**AIM:** Look through the entries below and report how many lines hold the string "excluding". Only the number is wanted.

**DATA EXTRACT:**
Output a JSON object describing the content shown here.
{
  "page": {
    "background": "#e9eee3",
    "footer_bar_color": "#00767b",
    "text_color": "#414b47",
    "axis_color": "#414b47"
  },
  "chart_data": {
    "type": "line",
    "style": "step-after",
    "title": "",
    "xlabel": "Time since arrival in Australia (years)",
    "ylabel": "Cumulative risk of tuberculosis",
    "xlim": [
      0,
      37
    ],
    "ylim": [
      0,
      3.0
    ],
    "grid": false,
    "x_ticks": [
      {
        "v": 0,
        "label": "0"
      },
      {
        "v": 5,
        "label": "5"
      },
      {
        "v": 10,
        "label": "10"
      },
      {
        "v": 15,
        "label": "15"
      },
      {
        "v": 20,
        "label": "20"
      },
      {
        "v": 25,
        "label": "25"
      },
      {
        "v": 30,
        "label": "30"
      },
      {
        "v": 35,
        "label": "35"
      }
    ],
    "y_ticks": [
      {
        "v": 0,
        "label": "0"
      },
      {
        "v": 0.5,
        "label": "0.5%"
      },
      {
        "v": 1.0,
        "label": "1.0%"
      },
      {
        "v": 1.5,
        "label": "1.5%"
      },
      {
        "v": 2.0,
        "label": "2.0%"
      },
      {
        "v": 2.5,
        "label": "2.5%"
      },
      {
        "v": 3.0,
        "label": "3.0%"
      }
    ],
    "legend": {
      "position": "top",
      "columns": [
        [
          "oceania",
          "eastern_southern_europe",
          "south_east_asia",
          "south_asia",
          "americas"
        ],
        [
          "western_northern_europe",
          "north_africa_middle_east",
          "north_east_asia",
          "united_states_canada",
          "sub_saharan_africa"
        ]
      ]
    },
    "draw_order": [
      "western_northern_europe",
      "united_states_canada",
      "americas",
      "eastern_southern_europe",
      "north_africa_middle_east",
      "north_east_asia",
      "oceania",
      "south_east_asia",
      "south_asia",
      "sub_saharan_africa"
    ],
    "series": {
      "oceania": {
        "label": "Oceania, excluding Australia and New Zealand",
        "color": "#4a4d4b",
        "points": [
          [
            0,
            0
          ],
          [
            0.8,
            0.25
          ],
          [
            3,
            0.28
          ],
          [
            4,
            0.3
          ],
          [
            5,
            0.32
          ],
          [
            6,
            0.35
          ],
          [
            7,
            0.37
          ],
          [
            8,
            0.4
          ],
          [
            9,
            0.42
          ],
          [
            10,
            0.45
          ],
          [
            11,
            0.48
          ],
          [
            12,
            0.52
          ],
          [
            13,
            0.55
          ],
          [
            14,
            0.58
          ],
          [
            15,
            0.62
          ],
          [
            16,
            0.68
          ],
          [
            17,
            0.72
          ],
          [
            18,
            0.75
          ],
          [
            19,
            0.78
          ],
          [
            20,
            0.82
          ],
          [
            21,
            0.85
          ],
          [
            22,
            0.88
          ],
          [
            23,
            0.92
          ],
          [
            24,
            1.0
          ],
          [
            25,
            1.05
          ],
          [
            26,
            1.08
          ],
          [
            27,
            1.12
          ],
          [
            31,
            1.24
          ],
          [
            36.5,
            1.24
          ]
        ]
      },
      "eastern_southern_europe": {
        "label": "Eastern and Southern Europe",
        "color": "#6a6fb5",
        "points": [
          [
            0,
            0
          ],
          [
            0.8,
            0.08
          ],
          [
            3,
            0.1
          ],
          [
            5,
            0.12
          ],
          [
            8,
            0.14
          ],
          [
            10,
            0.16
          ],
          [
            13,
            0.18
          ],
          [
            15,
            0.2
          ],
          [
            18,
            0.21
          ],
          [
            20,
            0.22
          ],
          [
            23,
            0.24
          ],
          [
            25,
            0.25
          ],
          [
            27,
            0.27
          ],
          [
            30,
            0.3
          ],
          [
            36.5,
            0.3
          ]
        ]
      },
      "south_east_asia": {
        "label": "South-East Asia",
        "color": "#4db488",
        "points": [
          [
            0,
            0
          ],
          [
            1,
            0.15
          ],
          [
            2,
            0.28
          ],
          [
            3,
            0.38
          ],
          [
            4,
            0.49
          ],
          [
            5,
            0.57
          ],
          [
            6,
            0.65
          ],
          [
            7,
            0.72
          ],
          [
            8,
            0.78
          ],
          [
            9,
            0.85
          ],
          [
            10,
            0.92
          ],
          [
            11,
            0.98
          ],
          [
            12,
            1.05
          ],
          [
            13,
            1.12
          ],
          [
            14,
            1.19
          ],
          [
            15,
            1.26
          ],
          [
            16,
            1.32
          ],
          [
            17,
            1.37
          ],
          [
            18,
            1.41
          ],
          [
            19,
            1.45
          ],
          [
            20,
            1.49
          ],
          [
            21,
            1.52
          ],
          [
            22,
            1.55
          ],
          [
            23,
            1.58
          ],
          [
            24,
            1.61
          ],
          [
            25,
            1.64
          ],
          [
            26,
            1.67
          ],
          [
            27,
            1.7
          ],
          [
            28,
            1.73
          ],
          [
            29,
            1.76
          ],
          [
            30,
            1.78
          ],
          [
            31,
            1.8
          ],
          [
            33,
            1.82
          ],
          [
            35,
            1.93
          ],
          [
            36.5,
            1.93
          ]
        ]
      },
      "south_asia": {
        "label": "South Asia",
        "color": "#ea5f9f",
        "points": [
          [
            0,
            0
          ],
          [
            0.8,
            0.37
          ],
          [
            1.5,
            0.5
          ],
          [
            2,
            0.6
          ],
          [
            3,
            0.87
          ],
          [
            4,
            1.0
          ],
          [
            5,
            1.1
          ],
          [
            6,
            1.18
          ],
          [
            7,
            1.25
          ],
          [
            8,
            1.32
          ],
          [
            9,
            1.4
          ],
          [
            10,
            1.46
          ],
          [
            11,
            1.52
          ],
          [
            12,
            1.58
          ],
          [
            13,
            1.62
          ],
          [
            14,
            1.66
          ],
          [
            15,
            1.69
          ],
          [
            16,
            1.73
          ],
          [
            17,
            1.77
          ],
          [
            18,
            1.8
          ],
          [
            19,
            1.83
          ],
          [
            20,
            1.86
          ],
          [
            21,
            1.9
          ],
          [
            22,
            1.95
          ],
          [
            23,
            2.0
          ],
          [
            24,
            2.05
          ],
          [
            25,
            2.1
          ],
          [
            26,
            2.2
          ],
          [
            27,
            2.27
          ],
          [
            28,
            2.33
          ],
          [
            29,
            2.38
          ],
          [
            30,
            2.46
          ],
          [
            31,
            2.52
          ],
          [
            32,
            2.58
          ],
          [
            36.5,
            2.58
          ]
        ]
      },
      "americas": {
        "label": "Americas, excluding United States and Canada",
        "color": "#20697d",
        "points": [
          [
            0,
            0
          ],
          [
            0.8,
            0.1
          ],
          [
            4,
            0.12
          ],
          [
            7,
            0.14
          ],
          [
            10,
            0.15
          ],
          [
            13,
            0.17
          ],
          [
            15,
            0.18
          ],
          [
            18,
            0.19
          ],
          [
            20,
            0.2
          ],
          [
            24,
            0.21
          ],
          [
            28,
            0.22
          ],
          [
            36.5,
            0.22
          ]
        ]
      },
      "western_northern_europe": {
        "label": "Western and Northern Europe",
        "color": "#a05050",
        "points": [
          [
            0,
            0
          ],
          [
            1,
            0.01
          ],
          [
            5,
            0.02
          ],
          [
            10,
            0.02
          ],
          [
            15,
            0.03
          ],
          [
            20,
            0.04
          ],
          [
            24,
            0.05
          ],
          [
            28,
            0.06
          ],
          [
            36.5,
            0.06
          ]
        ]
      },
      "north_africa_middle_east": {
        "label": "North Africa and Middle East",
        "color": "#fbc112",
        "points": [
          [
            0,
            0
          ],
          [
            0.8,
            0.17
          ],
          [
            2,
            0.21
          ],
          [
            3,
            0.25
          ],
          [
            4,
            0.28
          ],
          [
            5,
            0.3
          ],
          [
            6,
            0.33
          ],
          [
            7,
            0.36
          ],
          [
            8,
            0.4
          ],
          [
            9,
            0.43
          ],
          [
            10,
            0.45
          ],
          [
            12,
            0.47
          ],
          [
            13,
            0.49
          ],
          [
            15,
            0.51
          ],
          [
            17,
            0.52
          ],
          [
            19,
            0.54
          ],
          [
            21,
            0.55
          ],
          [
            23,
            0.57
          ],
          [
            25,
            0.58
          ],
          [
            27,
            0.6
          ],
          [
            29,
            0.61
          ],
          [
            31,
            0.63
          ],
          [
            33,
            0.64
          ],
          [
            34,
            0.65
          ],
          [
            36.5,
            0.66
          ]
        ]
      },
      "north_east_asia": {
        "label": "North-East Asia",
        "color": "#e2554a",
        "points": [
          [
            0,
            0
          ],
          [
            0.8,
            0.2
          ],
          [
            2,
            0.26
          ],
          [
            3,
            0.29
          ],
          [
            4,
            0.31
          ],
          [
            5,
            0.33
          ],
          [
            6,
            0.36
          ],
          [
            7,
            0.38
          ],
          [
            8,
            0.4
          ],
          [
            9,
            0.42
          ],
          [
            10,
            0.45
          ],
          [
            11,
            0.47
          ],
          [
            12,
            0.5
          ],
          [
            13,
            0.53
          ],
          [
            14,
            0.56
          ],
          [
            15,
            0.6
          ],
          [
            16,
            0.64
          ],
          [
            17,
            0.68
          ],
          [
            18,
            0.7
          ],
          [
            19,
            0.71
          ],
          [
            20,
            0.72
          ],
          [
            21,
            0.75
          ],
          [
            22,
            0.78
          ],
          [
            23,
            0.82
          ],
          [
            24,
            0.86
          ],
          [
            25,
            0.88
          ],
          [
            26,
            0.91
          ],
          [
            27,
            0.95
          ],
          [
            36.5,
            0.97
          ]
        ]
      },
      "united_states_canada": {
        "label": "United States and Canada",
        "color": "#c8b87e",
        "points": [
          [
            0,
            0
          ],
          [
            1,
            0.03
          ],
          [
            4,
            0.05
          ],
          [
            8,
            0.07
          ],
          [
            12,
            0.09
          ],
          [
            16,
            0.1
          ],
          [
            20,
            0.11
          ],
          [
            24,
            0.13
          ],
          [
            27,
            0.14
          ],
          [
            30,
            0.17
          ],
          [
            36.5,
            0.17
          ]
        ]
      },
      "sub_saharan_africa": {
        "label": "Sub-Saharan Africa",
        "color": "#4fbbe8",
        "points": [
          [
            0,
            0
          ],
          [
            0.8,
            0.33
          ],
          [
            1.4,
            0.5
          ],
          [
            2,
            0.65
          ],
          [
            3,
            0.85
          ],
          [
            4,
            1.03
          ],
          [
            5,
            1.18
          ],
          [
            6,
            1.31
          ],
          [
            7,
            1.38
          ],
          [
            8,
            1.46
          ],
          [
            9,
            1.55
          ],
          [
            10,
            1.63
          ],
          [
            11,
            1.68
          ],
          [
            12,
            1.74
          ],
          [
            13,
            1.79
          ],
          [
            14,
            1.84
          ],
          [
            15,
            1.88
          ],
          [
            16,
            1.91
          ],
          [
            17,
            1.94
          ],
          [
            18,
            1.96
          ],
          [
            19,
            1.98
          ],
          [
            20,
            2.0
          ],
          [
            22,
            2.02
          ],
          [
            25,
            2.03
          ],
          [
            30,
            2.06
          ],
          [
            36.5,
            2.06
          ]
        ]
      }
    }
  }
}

**EXPECTED OUTPUT:** 2